EXERCISE DESCRIPTION ->
Quote the entries that follow exactly, leaving none out.

DATA TO PROCESS ->
---+---

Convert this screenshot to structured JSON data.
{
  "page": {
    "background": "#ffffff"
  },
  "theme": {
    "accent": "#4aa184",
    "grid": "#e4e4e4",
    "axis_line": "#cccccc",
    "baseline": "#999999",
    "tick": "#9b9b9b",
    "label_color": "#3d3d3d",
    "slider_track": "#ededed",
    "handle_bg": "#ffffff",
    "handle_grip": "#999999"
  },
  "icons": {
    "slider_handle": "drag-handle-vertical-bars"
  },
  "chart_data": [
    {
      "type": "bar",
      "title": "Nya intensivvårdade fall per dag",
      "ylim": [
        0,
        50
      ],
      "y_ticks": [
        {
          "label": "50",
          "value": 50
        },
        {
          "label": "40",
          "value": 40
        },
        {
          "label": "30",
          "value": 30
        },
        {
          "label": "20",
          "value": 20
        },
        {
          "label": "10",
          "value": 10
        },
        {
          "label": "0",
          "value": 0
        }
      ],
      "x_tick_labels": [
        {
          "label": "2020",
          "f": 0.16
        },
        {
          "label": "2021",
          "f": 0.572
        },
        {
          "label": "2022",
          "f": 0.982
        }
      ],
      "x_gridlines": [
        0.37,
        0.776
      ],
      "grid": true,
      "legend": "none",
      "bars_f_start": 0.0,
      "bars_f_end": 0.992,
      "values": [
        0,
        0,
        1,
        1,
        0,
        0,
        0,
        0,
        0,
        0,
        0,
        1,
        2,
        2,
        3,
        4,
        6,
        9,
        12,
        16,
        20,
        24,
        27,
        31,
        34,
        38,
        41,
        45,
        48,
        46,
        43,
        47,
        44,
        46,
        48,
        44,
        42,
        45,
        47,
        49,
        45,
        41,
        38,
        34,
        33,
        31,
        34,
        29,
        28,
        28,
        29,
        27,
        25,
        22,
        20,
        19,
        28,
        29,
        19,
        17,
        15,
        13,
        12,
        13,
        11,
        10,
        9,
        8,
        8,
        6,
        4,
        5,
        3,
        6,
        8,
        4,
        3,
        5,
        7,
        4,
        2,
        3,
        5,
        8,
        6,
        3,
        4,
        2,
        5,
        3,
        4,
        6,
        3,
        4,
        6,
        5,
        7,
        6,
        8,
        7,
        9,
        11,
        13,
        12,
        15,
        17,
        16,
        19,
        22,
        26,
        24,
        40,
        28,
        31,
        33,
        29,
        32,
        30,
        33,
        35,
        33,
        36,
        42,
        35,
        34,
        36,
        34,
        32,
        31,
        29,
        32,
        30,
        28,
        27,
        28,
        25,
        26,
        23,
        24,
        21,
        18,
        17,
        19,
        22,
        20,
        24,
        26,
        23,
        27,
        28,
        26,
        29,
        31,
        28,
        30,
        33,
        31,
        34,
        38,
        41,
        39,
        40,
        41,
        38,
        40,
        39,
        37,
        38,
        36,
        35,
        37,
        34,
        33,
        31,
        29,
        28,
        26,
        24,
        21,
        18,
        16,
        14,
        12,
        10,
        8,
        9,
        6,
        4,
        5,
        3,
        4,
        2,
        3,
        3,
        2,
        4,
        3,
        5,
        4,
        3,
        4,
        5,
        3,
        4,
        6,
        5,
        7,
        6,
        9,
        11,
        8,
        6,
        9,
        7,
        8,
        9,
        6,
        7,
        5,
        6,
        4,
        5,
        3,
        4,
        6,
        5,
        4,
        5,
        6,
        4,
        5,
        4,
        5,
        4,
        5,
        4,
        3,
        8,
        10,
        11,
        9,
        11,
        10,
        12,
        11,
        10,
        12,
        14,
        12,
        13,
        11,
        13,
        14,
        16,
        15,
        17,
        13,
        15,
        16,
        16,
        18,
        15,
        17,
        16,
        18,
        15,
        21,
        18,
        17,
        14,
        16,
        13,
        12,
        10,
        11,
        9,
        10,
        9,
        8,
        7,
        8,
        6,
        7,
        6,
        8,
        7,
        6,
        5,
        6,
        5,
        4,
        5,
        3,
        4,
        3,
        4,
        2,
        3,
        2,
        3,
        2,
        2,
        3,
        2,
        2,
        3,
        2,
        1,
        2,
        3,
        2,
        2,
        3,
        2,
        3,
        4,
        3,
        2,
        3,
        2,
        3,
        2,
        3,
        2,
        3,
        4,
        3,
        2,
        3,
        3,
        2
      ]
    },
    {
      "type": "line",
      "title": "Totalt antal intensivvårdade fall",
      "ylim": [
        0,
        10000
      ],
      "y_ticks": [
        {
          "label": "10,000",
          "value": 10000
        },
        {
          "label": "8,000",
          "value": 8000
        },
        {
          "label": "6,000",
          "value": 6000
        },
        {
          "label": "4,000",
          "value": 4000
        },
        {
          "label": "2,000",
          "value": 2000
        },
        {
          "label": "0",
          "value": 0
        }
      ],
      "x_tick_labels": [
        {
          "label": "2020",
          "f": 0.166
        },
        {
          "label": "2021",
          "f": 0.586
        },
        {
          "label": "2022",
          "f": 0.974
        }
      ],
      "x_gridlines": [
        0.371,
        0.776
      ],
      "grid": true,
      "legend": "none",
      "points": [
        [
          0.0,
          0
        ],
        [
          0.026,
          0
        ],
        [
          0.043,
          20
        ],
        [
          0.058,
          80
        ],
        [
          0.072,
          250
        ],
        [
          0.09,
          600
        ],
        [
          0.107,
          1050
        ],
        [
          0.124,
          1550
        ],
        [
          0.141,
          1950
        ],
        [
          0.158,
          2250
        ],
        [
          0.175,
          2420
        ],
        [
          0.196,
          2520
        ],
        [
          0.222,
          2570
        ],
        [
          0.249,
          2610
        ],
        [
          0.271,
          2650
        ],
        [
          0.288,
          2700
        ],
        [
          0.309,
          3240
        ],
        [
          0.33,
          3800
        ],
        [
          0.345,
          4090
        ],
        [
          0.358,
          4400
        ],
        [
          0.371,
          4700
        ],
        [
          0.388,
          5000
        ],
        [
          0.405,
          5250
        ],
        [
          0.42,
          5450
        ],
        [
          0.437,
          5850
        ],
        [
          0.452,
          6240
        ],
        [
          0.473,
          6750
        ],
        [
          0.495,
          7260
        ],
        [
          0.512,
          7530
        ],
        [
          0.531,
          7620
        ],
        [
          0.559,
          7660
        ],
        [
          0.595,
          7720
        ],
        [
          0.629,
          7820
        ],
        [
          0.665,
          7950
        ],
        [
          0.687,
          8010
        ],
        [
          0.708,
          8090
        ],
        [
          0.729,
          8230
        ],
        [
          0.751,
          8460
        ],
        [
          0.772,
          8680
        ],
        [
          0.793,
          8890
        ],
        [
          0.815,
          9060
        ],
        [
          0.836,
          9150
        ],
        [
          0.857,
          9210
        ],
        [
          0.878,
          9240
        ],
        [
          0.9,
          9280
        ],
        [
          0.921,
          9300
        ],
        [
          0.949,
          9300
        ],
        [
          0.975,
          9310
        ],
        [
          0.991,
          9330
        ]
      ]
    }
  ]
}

---+---

ANSWER FOR THE TASK ->
Convert this screenshot to structured JSON data.
{
  "page": {
    "background": "#ffffff"
  },
  "theme": {
    "accent": "#4aa184",
    "grid": "#e4e4e4",
    "axis_line": "#cccccc",
    "baseline": "#999999",
    "tick": "#9b9b9b",
    "label_color": "#3d3d3d",
    "slider_track": "#ededed",
    "handle_bg": "#ffffff",
    "handle_grip": "#999999"
  },
  "icons": {
    "slider_handle": "drag-handle-vertical-bars"
  },
  "chart_data": [
    {
      "type": "bar",
      "title": "Nya intensivvårdade fall per dag",
      "ylim": [
        0,
        50
      ],
      "y_ticks": [
        {
          "label": "50",
          "value": 50
        },
        {
          "label": "40",
          "value": 40
        },
        {
          "label": "30",
          "value": 30
        },
        {
          "label": "20",
          "value": 20
        },
        {
          "label": "10",
          "value": 10
        },
        {
          "label": "0",
          "value": 0
        }
      ],
      "x_tick_labels": [
        {
          "label": "2020",
          "f": 0.16
        },
        {
          "label": "2021",
          "f": 0.572
        },
        {
          "label": "2022",
          "f": 0.982
        }
      ],
      "x_gridlines": [
        0.37,
        0.776
      ],
      "grid": true,
      "legend": "none",
      "bars_f_start": 0.0,
      "bars_f_end": 0.992,
      "values": [
        0,
        0,
        1,
        1,
        0,
        0,
        0,
        0,
        0,
        0,
        0,
        1,
        2,
        2,
        3,
        4,
        6,
        9,
        12,
        16,
        20,
        24,
        27,
        31,
        34,
        38,
        41,
        45,
        48,
        46,
        43,
        47,
        44,
        46,
        48,
        44,
        42,
        45,
        47,
        49,
        45,
        41,
        38,
        34,
        33,
        31,
        34,
        29,
        28,
        28,
        29,
        27,
        25,
        22,
        20,
        19,
        28,
        29,
        19,
        17,
        15,
        13,
        12,
        13,
        11,
        10,
        9,
        8,
        8,
        6,
        4,
        5,
        3,
        6,
        8,
        4,
        3,
        5,
        7,
        4,
        2,
        3,
        5,
        8,
        6,
        3,
        4,
        2,
        5,
        3,
        4,
        6,
        3,
        4,
        6,
        5,
        7,
        6,
        8,
        7,
        9,
        11,
        13,
        12,
        15,
        17,
        16,
        19,
        22,
        26,
        24,
        40,
        28,
        31,
        33,
        29,
        32,
        30,
        33,
        35,
        33,
        36,
        42,
        35,
        34,
        36,
        34,
        32,
        31,
        29,
        32,
        30,
        28,
        27,
        28,
        25,
        26,
        23,
        24,
        21,
        18,
        17,
        19,
        22,
        20,
        24,
        26,
        23,
        27,
        28,
        26,
        29,
        31,
        28,
        30,
        33,
        31,
        34,
        38,
        41,
        39,
        40,
        41,
        38,
        40,
        39,
        37,
        38,
        36,
        35,
        37,
        34,
        33,
        31,
        29,
        28,
        26,
        24,
        21,
        18,
        16,
        14,
        12,
        10,
        8,
        9,
        6,
        4,
        5,
        3,
        4,
        2,
        3,
        3,
        2,
        4,
        3,
        5,
        4,
        3,
        4,
        5,
        3,
        4,
        6,
        5,
        7,
        6,
        9,
        11,
        8,
        6,
        9,
        7,
        8,
        9,
        6,
        7,
        5,
        6,
        4,
        5,
        3,
        4,
        6,
        5,
        4,
        5,
        6,
        4,
        5,
        4,
        5,
        4,
        5,
        4,
        3,
        8,
        10,
        11,
        9,
        11,
        10,
        12,
        11,
        10,
        12,
        14,
        12,
        13,
        11,
        13,
        14,
        16,
        15,
        17,
        13,
        15,
        16,
        16,
        18,
        15,
        17,
        16,
        18,
        15,
        21,
        18,
        17,
        14,
        16,
        13,
        12,
        10,
        11,
        9,
        10,
        9,
        8,
        7,
        8,
        6,
        7,
        6,
        8,
        7,
        6,
        5,
        6,
        5,
        4,
        5,
        3,
        4,
        3,
        4,
        2,
        3,
        2,
        3,
        2,
        2,
        3,
        2,
        2,
        3,
        2,
        1,
        2,
        3,
        2,
        2,
        3,
        2,
        3,
        4,
        3,
        2,
        3,
        2,
        3,
        2,
        3,
        2,
        3,
        4,
        3,
        2,
        3,
        3,
        2
      ]
    },
    {
      "type": "line",
      "title": "Totalt antal intensivvårdade fall",
      "ylim": [
        0,
        10000
      ],
      "y_ticks": [
        {
          "label": "10,000",
          "value": 10000
        },
        {
          "label": "8,000",
          "value": 8000
        },
        {
          "label": "6,000",
          "value": 6000
        },
        {
          "label": "4,000",
          "value": 4000
        },
        {
          "label": "2,000",
          "value": 2000
        },
        {
          "label": "0",
          "value": 0
        }
      ],
      "x_tick_labels": [
        {
          "label": "2020",
          "f": 0.166
        },
        {
          "label": "2021",
          "f": 0.586
        },
        {
          "label": "2022",
          "f": 0.974
        }
      ],
      "x_gridlines": [
        0.371,
        0.776
      ],
      "grid": true,
      "legend": "none",
      "points": [
        [
          0.0,
          0
        ],
        [
          0.026,
          0
        ],
        [
          0.043,
          20
        ],
        [
          0.058,
          80
        ],
        [
          0.072,
          250
        ],
        [
          0.09,
          600
        ],
        [
          0.107,
          1050
        ],
        [
          0.124,
          1550
        ],
        [
          0.141,
          1950
        ],
        [
          0.158,
          2250
        ],
        [
          0.175,
          2420
        ],
        [
          0.196,
          2520
        ],
        [
          0.222,
          2570
        ],
        [
          0.249,
          2610
        ],
        [
          0.271,
          2650
        ],
        [
          0.288,
          2700
        ],
        [
          0.309,
          3240
        ],
        [
          0.33,
          3800
        ],
        [
          0.345,
          4090
        ],
        [
          0.358,
          4400
        ],
        [
          0.371,
          4700
        ],
        [
          0.388,
          5000
        ],
        [
          0.405,
          5250
        ],
        [
          0.42,
          5450
        ],
        [
          0.437,
          5850
        ],
        [
          0.452,
          6240
        ],
        [
          0.473,
          6750
        ],
        [
          0.495,
          7260
        ],
        [
          0.512,
          7530
        ],
        [
          0.531,
          7620
        ],
        [
          0.559,
          7660
        ],
        [
          0.595,
          7720
        ],
        [
          0.629,
          7820
        ],
        [
          0.665,
          7950
        ],
        [
          0.687,
          8010
        ],
        [
          0.708,
          8090
        ],
        [
          0.729,
          8230
        ],
        [
          0.751,
          8460
        ],
        [
          0.772,
          8680
        ],
        [
          0.793,
          8890
        ],
        [
          0.815,
          9060
        ],
        [
          0.836,
          9150
        ],
        [
          0.857,
          9210
        ],
        [
          0.878,
          9240
        ],
        [
          0.9,
          9280
        ],
        [
          0.921,
          9300
        ],
        [
          0.949,
          9300
        ],
        [
          0.975,
          9310
        ],
        [
          0.991,
          9330
        ]
      ]
    }
  ]
}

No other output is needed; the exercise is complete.